# Attempt to "study" Ligne Claire style



## har134 (Oct 4, 2013)

deleted


----------



## Gumby (Oct 4, 2013)

I am not familiar with that style, but I do like your example. It is very clean, as you say. Nice work.


----------



## har134 (Oct 4, 2013)

Gumby said:


> I am not familiar with that style, but I do like your example. It is very clean, as you say. Nice work.



Thanks. You can check it out here: http://en.wikipedia.org/wiki/Ligne_claire


----------



## vangoghsear (Oct 7, 2013)

Not a bad effort.  Watch out for haystacked lines.  The style tries to avoid giving added weight to any particular line, and haystacking (the process of starting a line and stopping it next to another instead of drawing a steady single line) appears as a shading hatch.  I see a bit that comes off as haystacking such as the far inner elbow of the guy in green, or his neckline above his near arm for instance.  Still not bad.  Post some more.

We had to do a similar style in a drawing class I took.  Continuous lines, contours created simply by which lines overlap (which you have done rather well in your example), no shading in those works, and no variation in line weight or darkness.  It was an interesting exercise in precise drawing.

A run of records
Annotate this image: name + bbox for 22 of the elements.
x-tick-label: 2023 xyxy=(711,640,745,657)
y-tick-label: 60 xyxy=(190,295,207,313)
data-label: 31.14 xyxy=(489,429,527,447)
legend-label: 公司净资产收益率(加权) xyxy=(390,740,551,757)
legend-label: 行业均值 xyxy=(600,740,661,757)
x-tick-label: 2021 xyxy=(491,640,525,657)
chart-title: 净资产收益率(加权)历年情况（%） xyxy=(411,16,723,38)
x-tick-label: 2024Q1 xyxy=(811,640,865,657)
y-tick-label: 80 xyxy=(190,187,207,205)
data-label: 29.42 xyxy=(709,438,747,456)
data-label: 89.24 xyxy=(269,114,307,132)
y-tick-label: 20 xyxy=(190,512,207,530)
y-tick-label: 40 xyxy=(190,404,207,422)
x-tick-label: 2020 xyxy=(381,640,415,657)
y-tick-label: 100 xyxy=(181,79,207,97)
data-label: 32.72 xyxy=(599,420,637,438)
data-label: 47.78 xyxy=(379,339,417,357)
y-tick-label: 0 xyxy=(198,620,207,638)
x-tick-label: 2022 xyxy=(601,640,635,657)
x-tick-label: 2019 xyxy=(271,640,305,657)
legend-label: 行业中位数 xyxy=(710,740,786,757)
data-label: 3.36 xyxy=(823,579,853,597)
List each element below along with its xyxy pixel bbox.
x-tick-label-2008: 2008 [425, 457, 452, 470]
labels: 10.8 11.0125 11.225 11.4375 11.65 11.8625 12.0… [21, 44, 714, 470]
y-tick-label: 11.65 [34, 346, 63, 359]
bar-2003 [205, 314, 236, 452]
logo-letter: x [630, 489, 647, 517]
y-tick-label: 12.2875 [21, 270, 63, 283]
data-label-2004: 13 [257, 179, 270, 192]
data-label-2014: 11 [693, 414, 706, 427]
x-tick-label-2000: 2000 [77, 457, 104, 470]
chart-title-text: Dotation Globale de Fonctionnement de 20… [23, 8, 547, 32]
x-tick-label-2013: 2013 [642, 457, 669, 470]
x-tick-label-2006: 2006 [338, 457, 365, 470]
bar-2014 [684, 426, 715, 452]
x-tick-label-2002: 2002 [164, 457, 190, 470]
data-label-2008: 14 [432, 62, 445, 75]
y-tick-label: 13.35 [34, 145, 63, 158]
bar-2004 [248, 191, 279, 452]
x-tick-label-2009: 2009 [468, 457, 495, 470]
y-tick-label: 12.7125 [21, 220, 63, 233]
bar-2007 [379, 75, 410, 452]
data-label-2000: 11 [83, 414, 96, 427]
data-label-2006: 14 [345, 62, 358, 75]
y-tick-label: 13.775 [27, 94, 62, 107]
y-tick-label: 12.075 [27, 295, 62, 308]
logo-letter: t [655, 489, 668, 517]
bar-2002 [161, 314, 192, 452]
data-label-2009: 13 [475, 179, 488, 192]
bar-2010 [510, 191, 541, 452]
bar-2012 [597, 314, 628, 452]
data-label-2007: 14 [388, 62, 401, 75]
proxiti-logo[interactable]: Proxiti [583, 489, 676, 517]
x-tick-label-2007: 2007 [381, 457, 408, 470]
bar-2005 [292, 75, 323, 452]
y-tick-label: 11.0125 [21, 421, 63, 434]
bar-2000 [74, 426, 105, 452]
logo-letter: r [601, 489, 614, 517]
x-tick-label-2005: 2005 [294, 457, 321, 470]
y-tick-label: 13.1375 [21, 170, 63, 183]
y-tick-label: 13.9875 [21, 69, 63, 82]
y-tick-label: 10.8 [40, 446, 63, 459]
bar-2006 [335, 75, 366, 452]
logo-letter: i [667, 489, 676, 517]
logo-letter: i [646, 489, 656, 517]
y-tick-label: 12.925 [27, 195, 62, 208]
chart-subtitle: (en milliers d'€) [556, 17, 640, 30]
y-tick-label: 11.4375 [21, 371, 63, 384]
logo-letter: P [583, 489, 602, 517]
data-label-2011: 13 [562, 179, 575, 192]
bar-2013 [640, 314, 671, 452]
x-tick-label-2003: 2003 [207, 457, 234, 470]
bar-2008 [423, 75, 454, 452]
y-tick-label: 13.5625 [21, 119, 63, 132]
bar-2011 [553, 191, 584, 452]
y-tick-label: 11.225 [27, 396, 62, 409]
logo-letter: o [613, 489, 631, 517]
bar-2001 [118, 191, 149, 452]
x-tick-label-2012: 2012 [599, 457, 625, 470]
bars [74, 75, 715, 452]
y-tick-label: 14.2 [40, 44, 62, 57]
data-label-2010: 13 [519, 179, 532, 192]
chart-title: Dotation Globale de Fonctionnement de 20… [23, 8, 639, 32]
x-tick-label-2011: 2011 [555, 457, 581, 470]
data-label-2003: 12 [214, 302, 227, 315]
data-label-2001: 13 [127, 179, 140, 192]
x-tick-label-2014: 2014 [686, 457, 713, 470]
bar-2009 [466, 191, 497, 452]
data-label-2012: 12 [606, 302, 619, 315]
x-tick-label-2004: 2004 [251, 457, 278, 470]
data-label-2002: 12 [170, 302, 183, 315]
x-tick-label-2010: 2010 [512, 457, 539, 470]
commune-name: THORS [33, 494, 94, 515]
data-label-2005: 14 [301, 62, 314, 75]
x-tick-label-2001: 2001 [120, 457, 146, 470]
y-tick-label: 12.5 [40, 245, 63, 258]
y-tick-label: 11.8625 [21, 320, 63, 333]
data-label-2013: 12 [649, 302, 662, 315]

_Work instructions:_
(a) Translate this sentence from the Ligne Claire thread into Spanish: "It was an interesting exercise in precise drawing."
(b) In the Ligne Claire thread, what does haystacking appear as?
(c) Write what comes next in the Ligne Claire thread.

_Final answers:_
(a) Fue un ejercicio interesante de dibujo preciso.

(b) A shading hatch.

(c)
----------



## har134 (Oct 7, 2013)

vangoghsear said:


> Not a bad effort.  Watch out for haystacked lines.  The style tries to avoid giving added weight to any particular line, and haystacking (the process of starting a line and stopping it next to another instead of drawing a steady single line) appears as a shading hatch.  I see a bit that comes off as haystacking such as the far inner elbow of the guy in green, or his neckline above his near arm for instance.  Still not bad.  Post some more.
> 
> We had to do a similar style in a drawing class I took.  Continuous lines, contours created simply by which lines overlap (which you have done rather well in your example), no shading in those works, and no variation in line weight or darkness.  It was an interesting exercise in precise drawing.



Thanks. I do plan on posting more drawings.


----------



## har134 (Oct 10, 2013)

deleted


----------



## Gumby (Oct 10, 2013)

Nice.   On a personal level, I don't think you need the partial clouds that show peeking out from under his arm and on the side of the speech bubble. They kind of distract, to me.


----------



## har134 (Oct 10, 2013)

Gumby said:


> Nice.   On a personal level, I don't think you need the partial clouds that show peeking out from under his arm and on the side of the speech bubble. They kind of distract, to me.


Thanks. Yes, the speech was placed after the whole background was drawn. Probably I should have made the bubble cover the whole cloud.


----------



## har134 (Oct 17, 2013)

deleted


----------



## har134 (Oct 24, 2013)

deleted


----------



## TheLamprey (Oct 25, 2013)

Very interesting, I'm intrigued. Please, make more.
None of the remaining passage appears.